» **Exercise aim**
Locate all lines with the word "Fondriest" and copy them out.

» **Information supplied**
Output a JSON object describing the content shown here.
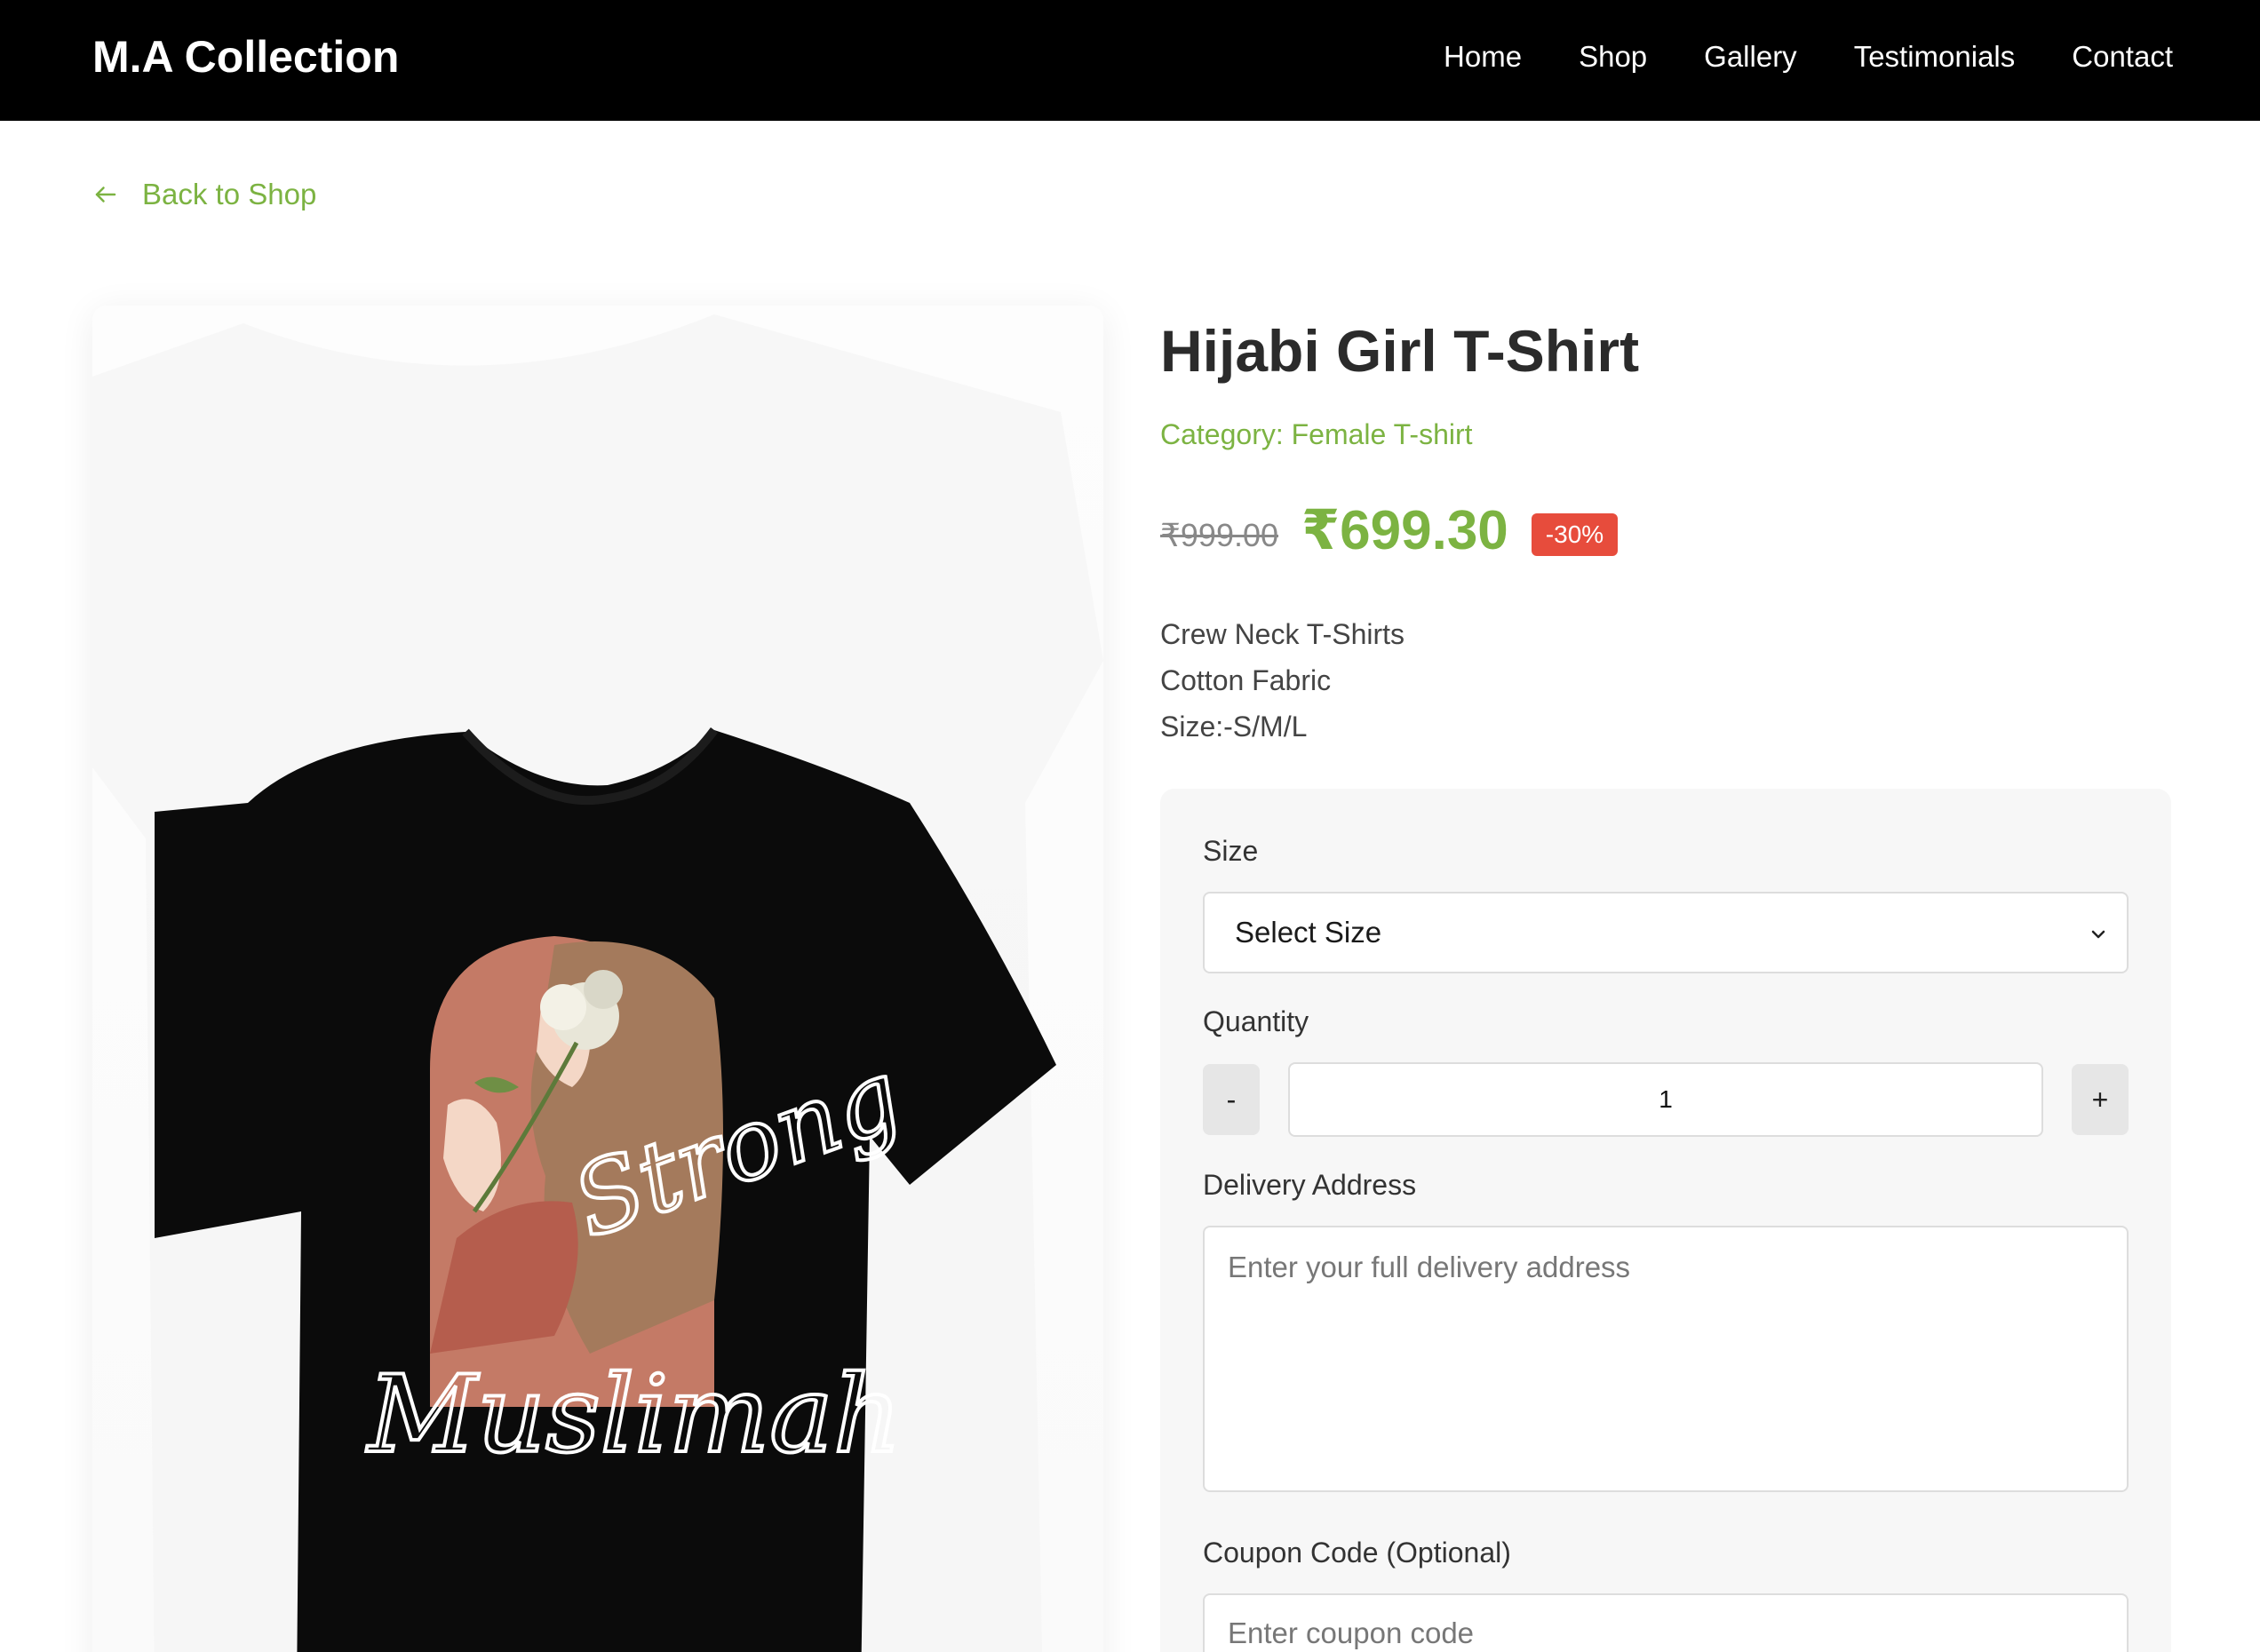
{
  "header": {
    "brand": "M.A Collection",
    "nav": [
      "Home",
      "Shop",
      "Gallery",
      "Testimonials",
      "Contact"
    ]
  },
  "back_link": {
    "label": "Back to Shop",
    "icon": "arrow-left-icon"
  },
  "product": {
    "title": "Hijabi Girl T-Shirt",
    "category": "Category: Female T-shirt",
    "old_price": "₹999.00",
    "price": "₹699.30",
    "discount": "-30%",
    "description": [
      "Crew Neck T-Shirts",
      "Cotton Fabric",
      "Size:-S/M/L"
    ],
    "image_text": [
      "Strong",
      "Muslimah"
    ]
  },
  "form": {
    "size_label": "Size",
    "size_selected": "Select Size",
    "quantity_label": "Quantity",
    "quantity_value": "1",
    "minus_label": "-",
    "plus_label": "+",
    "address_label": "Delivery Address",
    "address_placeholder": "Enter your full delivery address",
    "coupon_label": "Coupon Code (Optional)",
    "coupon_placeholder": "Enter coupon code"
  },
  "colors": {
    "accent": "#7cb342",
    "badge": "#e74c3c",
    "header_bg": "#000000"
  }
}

---

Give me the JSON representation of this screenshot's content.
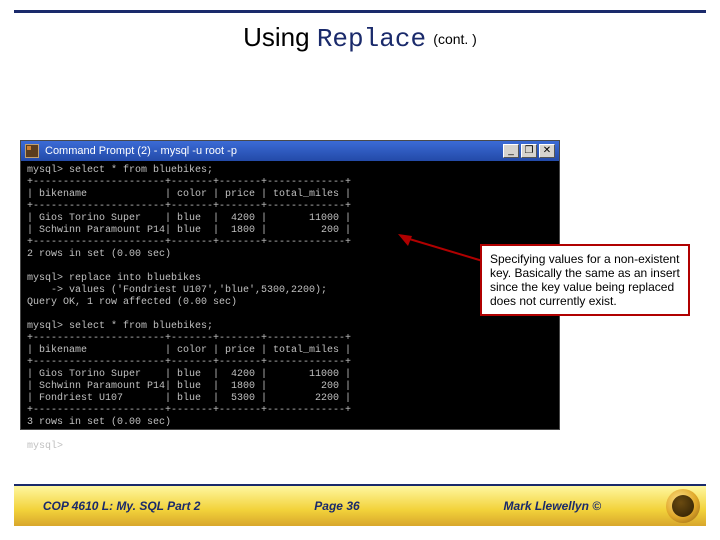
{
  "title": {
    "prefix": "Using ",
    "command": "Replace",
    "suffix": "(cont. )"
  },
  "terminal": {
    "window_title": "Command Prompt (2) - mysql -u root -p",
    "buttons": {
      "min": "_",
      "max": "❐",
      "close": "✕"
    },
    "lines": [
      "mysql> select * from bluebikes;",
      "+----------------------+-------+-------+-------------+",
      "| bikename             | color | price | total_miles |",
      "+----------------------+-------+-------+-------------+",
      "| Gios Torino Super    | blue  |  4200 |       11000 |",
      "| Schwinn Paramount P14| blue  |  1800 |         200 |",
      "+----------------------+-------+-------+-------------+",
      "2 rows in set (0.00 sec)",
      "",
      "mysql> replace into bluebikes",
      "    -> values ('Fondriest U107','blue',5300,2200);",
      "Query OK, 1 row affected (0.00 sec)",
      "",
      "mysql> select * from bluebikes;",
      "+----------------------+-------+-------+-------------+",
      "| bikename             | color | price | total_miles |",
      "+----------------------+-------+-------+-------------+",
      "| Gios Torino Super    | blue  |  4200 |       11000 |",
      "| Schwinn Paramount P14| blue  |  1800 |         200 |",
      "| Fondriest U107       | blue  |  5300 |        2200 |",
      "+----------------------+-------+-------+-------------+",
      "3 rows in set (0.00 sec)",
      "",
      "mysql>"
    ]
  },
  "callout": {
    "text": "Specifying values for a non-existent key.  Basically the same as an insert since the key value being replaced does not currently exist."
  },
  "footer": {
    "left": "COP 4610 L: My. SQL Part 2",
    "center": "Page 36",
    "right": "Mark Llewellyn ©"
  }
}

» **Worked solution**
      "    -> values ('Fondriest U107','blue',5300,2200);",
      "| Fondriest U107       | blue  |  5300 |        2200 |",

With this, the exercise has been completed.